Pictures stay out of the copy; set down each line of the listing below exactly.
○ ○ ○ ○ ○ ○ ○
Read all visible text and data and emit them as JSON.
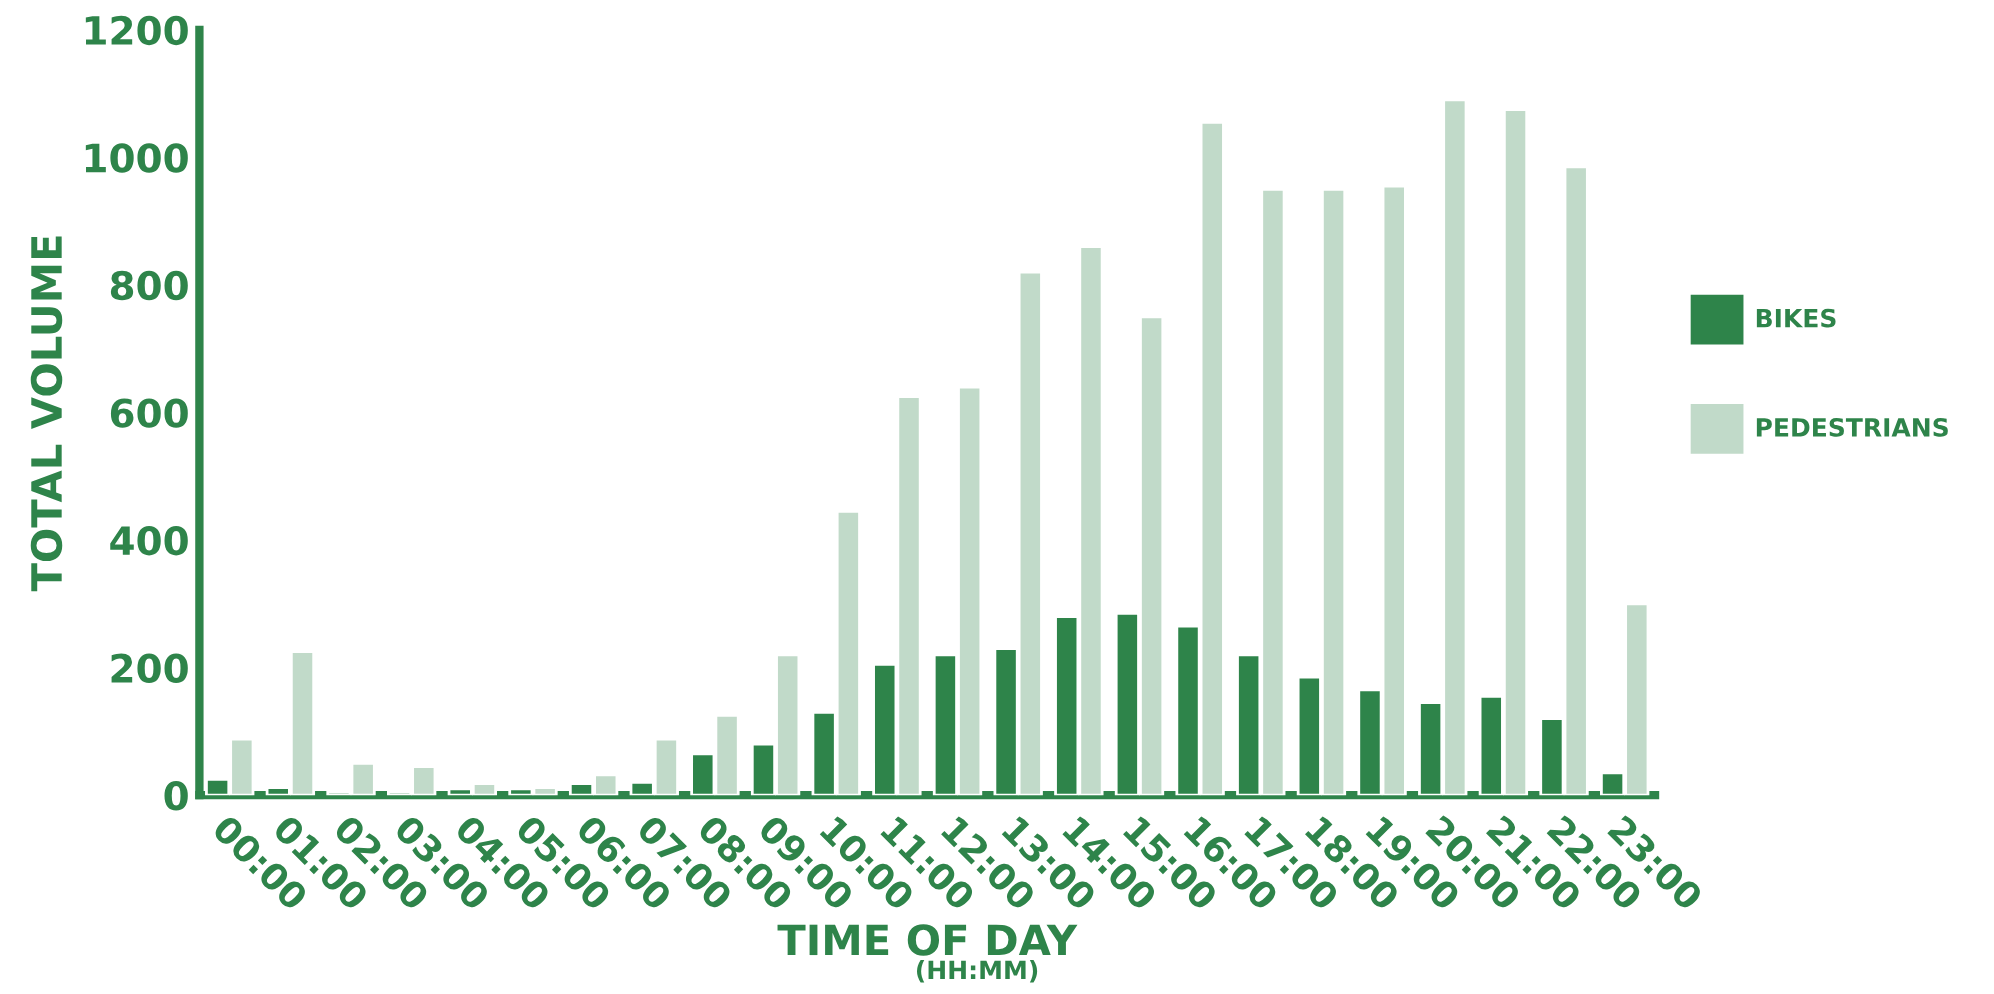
{
  "chart_data": {
    "type": "bar",
    "xlabel": "TIME OF DAY",
    "ylabel": "TOTAL VOLUME",
    "annotations": [
      "(HH:MM)"
    ],
    "categories": [
      "00:00",
      "01:00",
      "02:00",
      "03:00",
      "04:00",
      "05:00",
      "06:00",
      "07:00",
      "08:00",
      "09:00",
      "10:00",
      "11:00",
      "12:00",
      "13:00",
      "14:00",
      "15:00",
      "16:00",
      "17:00",
      "18:00",
      "19:00",
      "20:00",
      "21:00",
      "22:00",
      "23:00"
    ],
    "series": [
      {
        "name": "BIKES",
        "color": "#2e844a",
        "values": [
          25,
          12,
          5,
          5,
          10,
          10,
          18,
          20,
          65,
          80,
          130,
          205,
          220,
          230,
          280,
          285,
          265,
          220,
          185,
          165,
          145,
          155,
          120,
          35
        ]
      },
      {
        "name": "PEDESTRIANS",
        "color": "#c1dac9",
        "values": [
          88,
          225,
          50,
          45,
          18,
          12,
          32,
          88,
          125,
          220,
          445,
          625,
          640,
          820,
          860,
          750,
          1055,
          950,
          950,
          955,
          1090,
          1075,
          985,
          300
        ]
      }
    ],
    "ylim": [
      0,
      1200
    ],
    "yticks": [
      0,
      200,
      400,
      600,
      800,
      1000,
      1200
    ],
    "grid": false,
    "legend": "right"
  }
}
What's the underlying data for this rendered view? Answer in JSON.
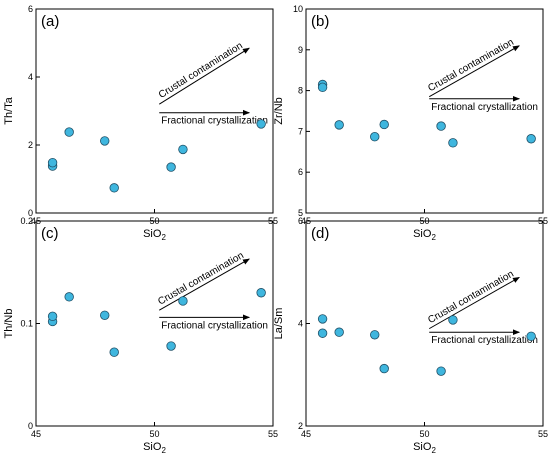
{
  "chart_data": [
    {
      "type": "scatter",
      "panel": "(a)",
      "xlabel": "SiO2",
      "ylabel": "Th/Ta",
      "xlim": [
        45,
        55
      ],
      "ylim": [
        0,
        6
      ],
      "x_ticks": [
        45,
        50,
        55
      ],
      "y_ticks": [
        0,
        2,
        4,
        6
      ],
      "points": [
        {
          "x": 45.7,
          "y": 1.38
        },
        {
          "x": 45.7,
          "y": 1.48
        },
        {
          "x": 46.4,
          "y": 2.38
        },
        {
          "x": 47.9,
          "y": 2.12
        },
        {
          "x": 48.3,
          "y": 0.74
        },
        {
          "x": 50.7,
          "y": 1.35
        },
        {
          "x": 51.2,
          "y": 1.87
        },
        {
          "x": 54.5,
          "y": 2.62
        }
      ],
      "annotations": [
        {
          "text": "Crustal contamination",
          "from": [
            50.2,
            3.2
          ],
          "to": [
            54.0,
            4.85
          ]
        },
        {
          "text": "Fractional crystallization",
          "from": [
            50.2,
            2.95
          ],
          "to": [
            54.0,
            2.95
          ]
        }
      ]
    },
    {
      "type": "scatter",
      "panel": "(b)",
      "xlabel": "SiO2",
      "ylabel": "Zr/Nb",
      "xlim": [
        45,
        55
      ],
      "ylim": [
        5,
        10
      ],
      "x_ticks": [
        45,
        50,
        55
      ],
      "y_ticks": [
        5,
        6,
        7,
        8,
        9,
        10
      ],
      "points": [
        {
          "x": 45.7,
          "y": 8.15
        },
        {
          "x": 45.7,
          "y": 8.08
        },
        {
          "x": 46.4,
          "y": 7.16
        },
        {
          "x": 47.9,
          "y": 6.87
        },
        {
          "x": 48.3,
          "y": 7.17
        },
        {
          "x": 50.7,
          "y": 7.13
        },
        {
          "x": 51.2,
          "y": 6.72
        },
        {
          "x": 54.5,
          "y": 6.82
        }
      ],
      "annotations": [
        {
          "text": "Crustal contamination",
          "from": [
            50.2,
            7.85
          ],
          "to": [
            54.0,
            9.1
          ]
        },
        {
          "text": "Fractional crystallization",
          "from": [
            50.2,
            7.8
          ],
          "to": [
            54.0,
            7.8
          ]
        }
      ]
    },
    {
      "type": "scatter",
      "panel": "(c)",
      "xlabel": "SiO2",
      "ylabel": "Th/Nb",
      "xlim": [
        45,
        55
      ],
      "ylim": [
        0,
        0.2
      ],
      "x_ticks": [
        45,
        50,
        55
      ],
      "y_ticks": [
        0,
        0.1,
        0.2
      ],
      "points": [
        {
          "x": 45.7,
          "y": 0.102
        },
        {
          "x": 45.7,
          "y": 0.107
        },
        {
          "x": 46.4,
          "y": 0.126
        },
        {
          "x": 47.9,
          "y": 0.108
        },
        {
          "x": 48.3,
          "y": 0.072
        },
        {
          "x": 50.7,
          "y": 0.078
        },
        {
          "x": 51.2,
          "y": 0.122
        },
        {
          "x": 54.5,
          "y": 0.13
        }
      ],
      "annotations": [
        {
          "text": "Crustal contamination",
          "from": [
            50.2,
            0.113
          ],
          "to": [
            54.0,
            0.163
          ]
        },
        {
          "text": "Fractional crystallization",
          "from": [
            50.2,
            0.106
          ],
          "to": [
            54.0,
            0.106
          ]
        }
      ]
    },
    {
      "type": "scatter",
      "panel": "(d)",
      "xlabel": "SiO2",
      "ylabel": "La/Sm",
      "xlim": [
        45,
        55
      ],
      "ylim": [
        2,
        6
      ],
      "x_ticks": [
        45,
        50,
        55
      ],
      "y_ticks": [
        2,
        4,
        6
      ],
      "points": [
        {
          "x": 45.7,
          "y": 4.09
        },
        {
          "x": 45.7,
          "y": 3.81
        },
        {
          "x": 46.4,
          "y": 3.83
        },
        {
          "x": 47.9,
          "y": 3.78
        },
        {
          "x": 48.3,
          "y": 3.12
        },
        {
          "x": 50.7,
          "y": 3.07
        },
        {
          "x": 51.2,
          "y": 4.07
        },
        {
          "x": 54.5,
          "y": 3.75
        }
      ],
      "annotations": [
        {
          "text": "Crustal contamination",
          "from": [
            50.2,
            3.9
          ],
          "to": [
            54.0,
            4.9
          ]
        },
        {
          "text": "Fractional crystallization",
          "from": [
            50.2,
            3.83
          ],
          "to": [
            54.0,
            3.83
          ]
        }
      ]
    }
  ],
  "colors": {
    "marker_fill": "#3fb6de",
    "marker_edge": "#1f4f66",
    "frame": "#000000"
  }
}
○ ○ ○ ○ ○ ○ ○
THE RESPONSE —
Read all visible text and data and emit them as JSON.
{
  "chart_data": {
    "type": "bar",
    "xlabel": "TIME OF DAY",
    "ylabel": "TOTAL VOLUME",
    "annotations": [
      "(HH:MM)"
    ],
    "categories": [
      "00:00",
      "01:00",
      "02:00",
      "03:00",
      "04:00",
      "05:00",
      "06:00",
      "07:00",
      "08:00",
      "09:00",
      "10:00",
      "11:00",
      "12:00",
      "13:00",
      "14:00",
      "15:00",
      "16:00",
      "17:00",
      "18:00",
      "19:00",
      "20:00",
      "21:00",
      "22:00",
      "23:00"
    ],
    "series": [
      {
        "name": "BIKES",
        "color": "#2e844a",
        "values": [
          25,
          12,
          5,
          5,
          10,
          10,
          18,
          20,
          65,
          80,
          130,
          205,
          220,
          230,
          280,
          285,
          265,
          220,
          185,
          165,
          145,
          155,
          120,
          35
        ]
      },
      {
        "name": "PEDESTRIANS",
        "color": "#c1dac9",
        "values": [
          88,
          225,
          50,
          45,
          18,
          12,
          32,
          88,
          125,
          220,
          445,
          625,
          640,
          820,
          860,
          750,
          1055,
          950,
          950,
          955,
          1090,
          1075,
          985,
          300
        ]
      }
    ],
    "ylim": [
      0,
      1200
    ],
    "yticks": [
      0,
      200,
      400,
      600,
      800,
      1000,
      1200
    ],
    "grid": false,
    "legend": "right"
  }
}
What's the underlying data for this rendered view? Answer in JSON.
{
  "chart_data": [
    {
      "type": "scatter",
      "panel": "(a)",
      "xlabel": "SiO2",
      "ylabel": "Th/Ta",
      "xlim": [
        45,
        55
      ],
      "ylim": [
        0,
        6
      ],
      "x_ticks": [
        45,
        50,
        55
      ],
      "y_ticks": [
        0,
        2,
        4,
        6
      ],
      "points": [
        {
          "x": 45.7,
          "y": 1.38
        },
        {
          "x": 45.7,
          "y": 1.48
        },
        {
          "x": 46.4,
          "y": 2.38
        },
        {
          "x": 47.9,
          "y": 2.12
        },
        {
          "x": 48.3,
          "y": 0.74
        },
        {
          "x": 50.7,
          "y": 1.35
        },
        {
          "x": 51.2,
          "y": 1.87
        },
        {
          "x": 54.5,
          "y": 2.62
        }
      ],
      "annotations": [
        {
          "text": "Crustal contamination",
          "from": [
            50.2,
            3.2
          ],
          "to": [
            54.0,
            4.85
          ]
        },
        {
          "text": "Fractional crystallization",
          "from": [
            50.2,
            2.95
          ],
          "to": [
            54.0,
            2.95
          ]
        }
      ]
    },
    {
      "type": "scatter",
      "panel": "(b)",
      "xlabel": "SiO2",
      "ylabel": "Zr/Nb",
      "xlim": [
        45,
        55
      ],
      "ylim": [
        5,
        10
      ],
      "x_ticks": [
        45,
        50,
        55
      ],
      "y_ticks": [
        5,
        6,
        7,
        8,
        9,
        10
      ],
      "points": [
        {
          "x": 45.7,
          "y": 8.15
        },
        {
          "x": 45.7,
          "y": 8.08
        },
        {
          "x": 46.4,
          "y": 7.16
        },
        {
          "x": 47.9,
          "y": 6.87
        },
        {
          "x": 48.3,
          "y": 7.17
        },
        {
          "x": 50.7,
          "y": 7.13
        },
        {
          "x": 51.2,
          "y": 6.72
        },
        {
          "x": 54.5,
          "y": 6.82
        }
      ],
      "annotations": [
        {
          "text": "Crustal contamination",
          "from": [
            50.2,
            7.85
          ],
          "to": [
            54.0,
            9.1
          ]
        },
        {
          "text": "Fractional crystallization",
          "from": [
            50.2,
            7.8
          ],
          "to": [
            54.0,
            7.8
          ]
        }
      ]
    },
    {
      "type": "scatter",
      "panel": "(c)",
      "xlabel": "SiO2",
      "ylabel": "Th/Nb",
      "xlim": [
        45,
        55
      ],
      "ylim": [
        0,
        0.2
      ],
      "x_ticks": [
        45,
        50,
        55
      ],
      "y_ticks": [
        0,
        0.1,
        0.2
      ],
      "points": [
        {
          "x": 45.7,
          "y": 0.102
        },
        {
          "x": 45.7,
          "y": 0.107
        },
        {
          "x": 46.4,
          "y": 0.126
        },
        {
          "x": 47.9,
          "y": 0.108
        },
        {
          "x": 48.3,
          "y": 0.072
        },
        {
          "x": 50.7,
          "y": 0.078
        },
        {
          "x": 51.2,
          "y": 0.122
        },
        {
          "x": 54.5,
          "y": 0.13
        }
      ],
      "annotations": [
        {
          "text": "Crustal contamination",
          "from": [
            50.2,
            0.113
          ],
          "to": [
            54.0,
            0.163
          ]
        },
        {
          "text": "Fractional crystallization",
          "from": [
            50.2,
            0.106
          ],
          "to": [
            54.0,
            0.106
          ]
        }
      ]
    },
    {
      "type": "scatter",
      "panel": "(d)",
      "xlabel": "SiO2",
      "ylabel": "La/Sm",
      "xlim": [
        45,
        55
      ],
      "ylim": [
        2,
        6
      ],
      "x_ticks": [
        45,
        50,
        55
      ],
      "y_ticks": [
        2,
        4,
        6
      ],
      "points": [
        {
          "x": 45.7,
          "y": 4.09
        },
        {
          "x": 45.7,
          "y": 3.81
        },
        {
          "x": 46.4,
          "y": 3.83
        },
        {
          "x": 47.9,
          "y": 3.78
        },
        {
          "x": 48.3,
          "y": 3.12
        },
        {
          "x": 50.7,
          "y": 3.07
        },
        {
          "x": 51.2,
          "y": 4.07
        },
        {
          "x": 54.5,
          "y": 3.75
        }
      ],
      "annotations": [
        {
          "text": "Crustal contamination",
          "from": [
            50.2,
            3.9
          ],
          "to": [
            54.0,
            4.9
          ]
        },
        {
          "text": "Fractional crystallization",
          "from": [
            50.2,
            3.83
          ],
          "to": [
            54.0,
            3.83
          ]
        }
      ]
    }
  ],
  "colors": {
    "marker_fill": "#3fb6de",
    "marker_edge": "#1f4f66",
    "frame": "#000000"
  }
}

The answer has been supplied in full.